start Records to process

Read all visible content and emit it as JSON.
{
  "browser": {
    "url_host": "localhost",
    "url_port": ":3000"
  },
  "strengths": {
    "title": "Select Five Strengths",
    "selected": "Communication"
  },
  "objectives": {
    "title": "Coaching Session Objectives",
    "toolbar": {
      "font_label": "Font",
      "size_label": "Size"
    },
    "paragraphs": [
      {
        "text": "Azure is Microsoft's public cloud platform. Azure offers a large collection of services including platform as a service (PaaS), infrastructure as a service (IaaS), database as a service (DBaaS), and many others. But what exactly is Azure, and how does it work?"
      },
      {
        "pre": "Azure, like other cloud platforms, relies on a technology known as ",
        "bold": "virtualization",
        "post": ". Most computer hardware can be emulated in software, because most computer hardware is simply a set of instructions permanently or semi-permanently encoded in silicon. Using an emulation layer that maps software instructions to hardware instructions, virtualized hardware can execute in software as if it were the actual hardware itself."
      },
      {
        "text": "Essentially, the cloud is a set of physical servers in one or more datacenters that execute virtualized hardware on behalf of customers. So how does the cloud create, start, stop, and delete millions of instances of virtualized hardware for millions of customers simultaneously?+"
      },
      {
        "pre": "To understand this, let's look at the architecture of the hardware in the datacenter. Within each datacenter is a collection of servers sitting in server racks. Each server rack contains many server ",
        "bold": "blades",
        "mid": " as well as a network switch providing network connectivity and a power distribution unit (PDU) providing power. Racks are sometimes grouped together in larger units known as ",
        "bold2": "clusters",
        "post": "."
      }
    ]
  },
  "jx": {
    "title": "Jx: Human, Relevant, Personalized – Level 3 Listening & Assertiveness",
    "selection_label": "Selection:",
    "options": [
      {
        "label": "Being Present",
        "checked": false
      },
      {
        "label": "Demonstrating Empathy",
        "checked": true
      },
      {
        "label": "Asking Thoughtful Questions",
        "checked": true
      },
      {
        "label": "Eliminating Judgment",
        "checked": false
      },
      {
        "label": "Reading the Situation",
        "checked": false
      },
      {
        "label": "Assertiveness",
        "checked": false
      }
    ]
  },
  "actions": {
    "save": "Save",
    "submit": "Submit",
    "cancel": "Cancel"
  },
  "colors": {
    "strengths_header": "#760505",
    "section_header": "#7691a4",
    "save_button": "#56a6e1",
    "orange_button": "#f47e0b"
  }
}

end Records to process

Task requirements - Would you reproduce all the entries exactly?

Completed task -
Read all visible content and emit it as JSON.
{
  "browser": {
    "url_host": "localhost",
    "url_port": ":3000"
  },
  "strengths": {
    "title": "Select Five Strengths",
    "selected": "Communication"
  },
  "objectives": {
    "title": "Coaching Session Objectives",
    "toolbar": {
      "font_label": "Font",
      "size_label": "Size"
    },
    "paragraphs": [
      {
        "text": "Azure is Microsoft's public cloud platform. Azure offers a large collection of services including platform as a service (PaaS), infrastructure as a service (IaaS), database as a service (DBaaS), and many others. But what exactly is Azure, and how does it work?"
      },
      {
        "pre": "Azure, like other cloud platforms, relies on a technology known as ",
        "bold": "virtualization",
        "post": ". Most computer hardware can be emulated in software, because most computer hardware is simply a set of instructions permanently or semi-permanently encoded in silicon. Using an emulation layer that maps software instructions to hardware instructions, virtualized hardware can execute in software as if it were the actual hardware itself."
      },
      {
        "text": "Essentially, the cloud is a set of physical servers in one or more datacenters that execute virtualized hardware on behalf of customers. So how does the cloud create, start, stop, and delete millions of instances of virtualized hardware for millions of customers simultaneously?+"
      },
      {
        "pre": "To understand this, let's look at the architecture of the hardware in the datacenter. Within each datacenter is a collection of servers sitting in server racks. Each server rack contains many server ",
        "bold": "blades",
        "mid": " as well as a network switch providing network connectivity and a power distribution unit (PDU) providing power. Racks are sometimes grouped together in larger units known as ",
        "bold2": "clusters",
        "post": "."
      }
    ]
  },
  "jx": {
    "title": "Jx: Human, Relevant, Personalized – Level 3 Listening & Assertiveness",
    "selection_label": "Selection:",
    "options": [
      {
        "label": "Being Present",
        "checked": false
      },
      {
        "label": "Demonstrating Empathy",
        "checked": true
      },
      {
        "label": "Asking Thoughtful Questions",
        "checked": true
      },
      {
        "label": "Eliminating Judgment",
        "checked": false
      },
      {
        "label": "Reading the Situation",
        "checked": false
      },
      {
        "label": "Assertiveness",
        "checked": false
      }
    ]
  },
  "actions": {
    "save": "Save",
    "submit": "Submit",
    "cancel": "Cancel"
  },
  "colors": {
    "strengths_header": "#760505",
    "section_header": "#7691a4",
    "save_button": "#56a6e1",
    "orange_button": "#f47e0b"
  }
}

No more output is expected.